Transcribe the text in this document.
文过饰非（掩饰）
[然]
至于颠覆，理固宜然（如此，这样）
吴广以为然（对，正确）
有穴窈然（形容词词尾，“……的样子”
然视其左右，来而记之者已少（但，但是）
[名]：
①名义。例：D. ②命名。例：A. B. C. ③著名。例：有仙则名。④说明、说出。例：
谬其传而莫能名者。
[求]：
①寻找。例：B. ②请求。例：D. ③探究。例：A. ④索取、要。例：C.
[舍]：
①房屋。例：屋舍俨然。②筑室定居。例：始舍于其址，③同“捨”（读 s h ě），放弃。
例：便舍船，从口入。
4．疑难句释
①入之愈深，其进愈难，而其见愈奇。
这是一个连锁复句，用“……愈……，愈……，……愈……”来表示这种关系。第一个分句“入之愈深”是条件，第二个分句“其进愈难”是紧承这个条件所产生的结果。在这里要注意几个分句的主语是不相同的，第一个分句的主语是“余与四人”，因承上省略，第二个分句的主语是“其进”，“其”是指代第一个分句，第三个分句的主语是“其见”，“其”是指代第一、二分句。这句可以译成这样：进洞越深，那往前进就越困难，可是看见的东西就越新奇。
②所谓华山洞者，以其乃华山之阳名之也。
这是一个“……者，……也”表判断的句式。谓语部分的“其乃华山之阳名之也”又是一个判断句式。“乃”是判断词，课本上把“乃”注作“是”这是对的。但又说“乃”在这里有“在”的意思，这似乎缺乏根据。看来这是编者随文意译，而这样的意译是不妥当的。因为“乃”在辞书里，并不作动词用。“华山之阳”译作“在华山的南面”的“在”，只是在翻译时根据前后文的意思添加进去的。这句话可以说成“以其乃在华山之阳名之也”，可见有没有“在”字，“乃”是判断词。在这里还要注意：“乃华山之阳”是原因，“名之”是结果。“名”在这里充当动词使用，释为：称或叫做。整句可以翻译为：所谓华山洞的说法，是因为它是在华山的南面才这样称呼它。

◆ **EXERCISE**
Exactly reproduce all of the entries above.

◆ **COMPLETE OUTPUT**
Transcribe the text in this document.
文过饰非（掩饰）
[然]
至于颠覆，理固宜然（如此，这样）
吴广以为然（对，正确）
有穴窈然（形容词词尾，“……的样子”
然视其左右，来而记之者已少（但，但是）
[名]：
①名义。例：D. ②命名。例：A. B. C. ③著名。例：有仙则名。④说明、说出。例：
谬其传而莫能名者。
[求]：
①寻找。例：B. ②请求。例：D. ③探究。例：A. ④索取、要。例：C.
[舍]：
①房屋。例：屋舍俨然。②筑室定居。例：始舍于其址，③同“捨”（读 s h ě），放弃。
例：便舍船，从口入。
4．疑难句释
①入之愈深，其进愈难，而其见愈奇。
这是一个连锁复句，用“……愈……，愈……，……愈……”来表示这种关系。第一个分句“入之愈深”是条件，第二个分句“其进愈难”是紧承这个条件所产生的结果。在这里要注意几个分句的主语是不相同的，第一个分句的主语是“余与四人”，因承上省略，第二个分句的主语是“其进”，“其”是指代第一个分句，第三个分句的主语是“其见”，“其”是指代第一、二分句。这句可以译成这样：进洞越深，那往前进就越困难，可是看见的东西就越新奇。
②所谓华山洞者，以其乃华山之阳名之也。
这是一个“……者，……也”表判断的句式。谓语部分的“其乃华山之阳名之也”又是一个判断句式。“乃”是判断词，课本上把“乃”注作“是”这是对的。但又说“乃”在这里有“在”的意思，这似乎缺乏根据。看来这是编者随文意译，而这样的意译是不妥当的。因为“乃”在辞书里，并不作动词用。“华山之阳”译作“在华山的南面”的“在”，只是在翻译时根据前后文的意思添加进去的。这句话可以说成“以其乃在华山之阳名之也”，可见有没有“在”字，“乃”是判断词。在这里还要注意：“乃华山之阳”是原因，“名之”是结果。“名”在这里充当动词使用，释为：称或叫做。整句可以翻译为：所谓华山洞的说法，是因为它是在华山的南面才这样称呼它。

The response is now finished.